▸ **The task**:
Take every line where the string "title" appears and copy it.

─── Exercise input

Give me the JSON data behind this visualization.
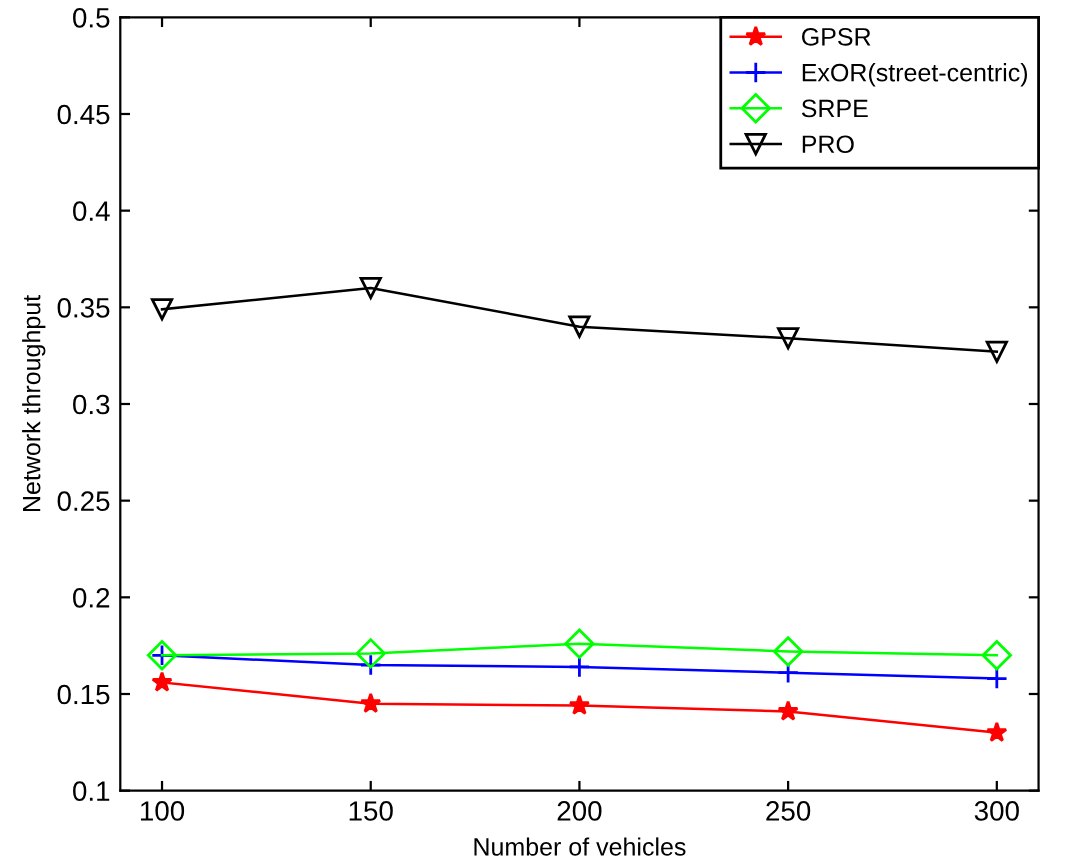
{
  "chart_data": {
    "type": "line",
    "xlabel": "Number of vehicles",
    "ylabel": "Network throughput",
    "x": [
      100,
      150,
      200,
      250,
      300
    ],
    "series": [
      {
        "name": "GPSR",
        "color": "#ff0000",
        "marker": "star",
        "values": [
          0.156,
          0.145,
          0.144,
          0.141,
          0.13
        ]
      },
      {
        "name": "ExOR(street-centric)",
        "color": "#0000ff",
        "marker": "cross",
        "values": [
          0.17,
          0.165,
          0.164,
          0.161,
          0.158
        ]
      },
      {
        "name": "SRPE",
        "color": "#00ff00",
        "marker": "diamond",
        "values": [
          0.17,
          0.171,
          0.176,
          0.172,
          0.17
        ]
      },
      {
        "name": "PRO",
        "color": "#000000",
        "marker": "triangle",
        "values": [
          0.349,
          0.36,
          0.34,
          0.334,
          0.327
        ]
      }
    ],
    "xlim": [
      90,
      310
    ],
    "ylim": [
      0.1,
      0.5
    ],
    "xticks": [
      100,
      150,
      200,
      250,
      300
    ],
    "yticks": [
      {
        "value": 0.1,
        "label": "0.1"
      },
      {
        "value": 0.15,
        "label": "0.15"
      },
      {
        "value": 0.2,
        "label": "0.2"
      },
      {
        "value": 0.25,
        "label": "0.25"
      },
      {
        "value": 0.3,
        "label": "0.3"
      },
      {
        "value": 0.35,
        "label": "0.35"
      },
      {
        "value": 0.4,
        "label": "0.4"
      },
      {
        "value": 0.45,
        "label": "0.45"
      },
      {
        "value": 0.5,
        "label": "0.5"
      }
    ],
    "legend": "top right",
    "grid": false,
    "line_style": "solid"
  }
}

──────
─── Exercise input

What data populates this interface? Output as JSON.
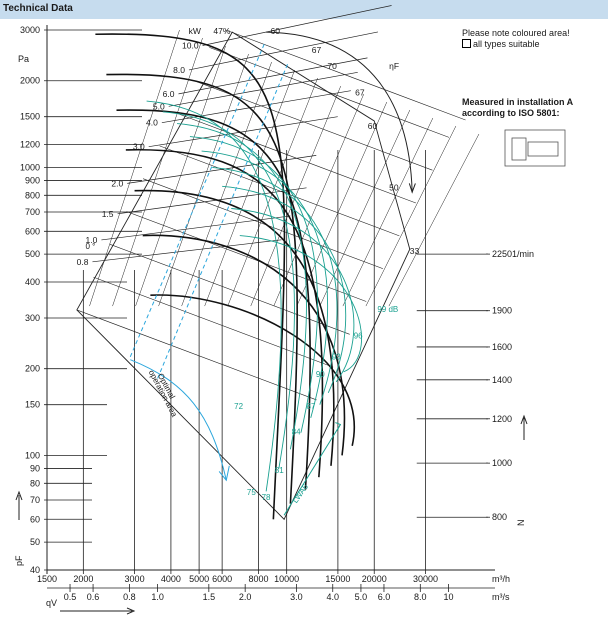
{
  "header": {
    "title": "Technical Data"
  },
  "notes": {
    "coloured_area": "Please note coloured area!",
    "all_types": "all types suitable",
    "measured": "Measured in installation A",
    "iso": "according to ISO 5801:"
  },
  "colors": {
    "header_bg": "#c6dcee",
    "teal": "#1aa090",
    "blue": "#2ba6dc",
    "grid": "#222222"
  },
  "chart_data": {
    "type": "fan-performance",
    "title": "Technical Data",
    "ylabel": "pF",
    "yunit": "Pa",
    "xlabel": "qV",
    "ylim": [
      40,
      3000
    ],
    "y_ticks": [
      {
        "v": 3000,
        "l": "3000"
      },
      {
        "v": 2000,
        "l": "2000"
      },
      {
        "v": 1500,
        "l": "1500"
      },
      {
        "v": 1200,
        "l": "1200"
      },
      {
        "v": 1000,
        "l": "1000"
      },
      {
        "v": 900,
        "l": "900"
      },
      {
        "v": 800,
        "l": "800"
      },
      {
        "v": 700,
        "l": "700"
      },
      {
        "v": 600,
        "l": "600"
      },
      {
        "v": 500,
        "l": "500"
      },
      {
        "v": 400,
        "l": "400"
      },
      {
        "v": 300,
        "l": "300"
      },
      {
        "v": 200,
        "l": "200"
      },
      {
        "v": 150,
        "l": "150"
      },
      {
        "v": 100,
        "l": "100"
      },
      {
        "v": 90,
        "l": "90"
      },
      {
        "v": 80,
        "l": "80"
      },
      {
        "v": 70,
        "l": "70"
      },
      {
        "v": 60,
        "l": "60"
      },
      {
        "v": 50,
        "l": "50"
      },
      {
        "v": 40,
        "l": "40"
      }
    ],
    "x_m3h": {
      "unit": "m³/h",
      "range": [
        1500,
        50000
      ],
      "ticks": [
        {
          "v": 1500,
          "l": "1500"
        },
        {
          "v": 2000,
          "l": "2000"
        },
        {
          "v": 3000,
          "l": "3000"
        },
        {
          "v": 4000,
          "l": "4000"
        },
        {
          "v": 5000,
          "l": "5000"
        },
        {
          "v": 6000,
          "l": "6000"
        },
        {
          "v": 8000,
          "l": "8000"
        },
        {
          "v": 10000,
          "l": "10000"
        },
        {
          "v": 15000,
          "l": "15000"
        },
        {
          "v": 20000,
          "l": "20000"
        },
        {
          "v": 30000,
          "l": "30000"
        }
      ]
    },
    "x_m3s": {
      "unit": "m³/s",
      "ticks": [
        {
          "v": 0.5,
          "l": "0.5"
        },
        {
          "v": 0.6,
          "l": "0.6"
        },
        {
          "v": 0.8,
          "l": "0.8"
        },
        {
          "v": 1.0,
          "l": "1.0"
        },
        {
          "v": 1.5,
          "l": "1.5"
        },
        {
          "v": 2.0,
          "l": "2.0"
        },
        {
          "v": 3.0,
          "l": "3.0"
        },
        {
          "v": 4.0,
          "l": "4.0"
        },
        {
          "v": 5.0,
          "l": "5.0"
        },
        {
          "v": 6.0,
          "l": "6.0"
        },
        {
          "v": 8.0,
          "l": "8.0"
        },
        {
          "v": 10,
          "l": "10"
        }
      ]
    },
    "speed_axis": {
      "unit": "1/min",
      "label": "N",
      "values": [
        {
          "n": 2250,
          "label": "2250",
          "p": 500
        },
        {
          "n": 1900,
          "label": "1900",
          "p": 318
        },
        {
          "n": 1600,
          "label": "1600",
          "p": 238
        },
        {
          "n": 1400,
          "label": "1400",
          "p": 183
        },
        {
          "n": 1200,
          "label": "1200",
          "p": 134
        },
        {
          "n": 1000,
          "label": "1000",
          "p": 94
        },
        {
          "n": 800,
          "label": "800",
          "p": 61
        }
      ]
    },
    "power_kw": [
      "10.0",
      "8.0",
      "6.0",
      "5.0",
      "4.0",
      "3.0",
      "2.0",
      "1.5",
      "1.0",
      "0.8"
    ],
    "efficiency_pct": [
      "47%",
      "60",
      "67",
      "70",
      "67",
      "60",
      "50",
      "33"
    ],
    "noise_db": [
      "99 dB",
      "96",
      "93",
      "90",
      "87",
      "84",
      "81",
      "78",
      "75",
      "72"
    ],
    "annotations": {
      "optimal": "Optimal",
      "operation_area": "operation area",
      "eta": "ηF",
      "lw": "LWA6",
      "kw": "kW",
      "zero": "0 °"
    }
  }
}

──────

▸ **Final result**:
    "title": "Technical Data"
    "title": "Technical Data",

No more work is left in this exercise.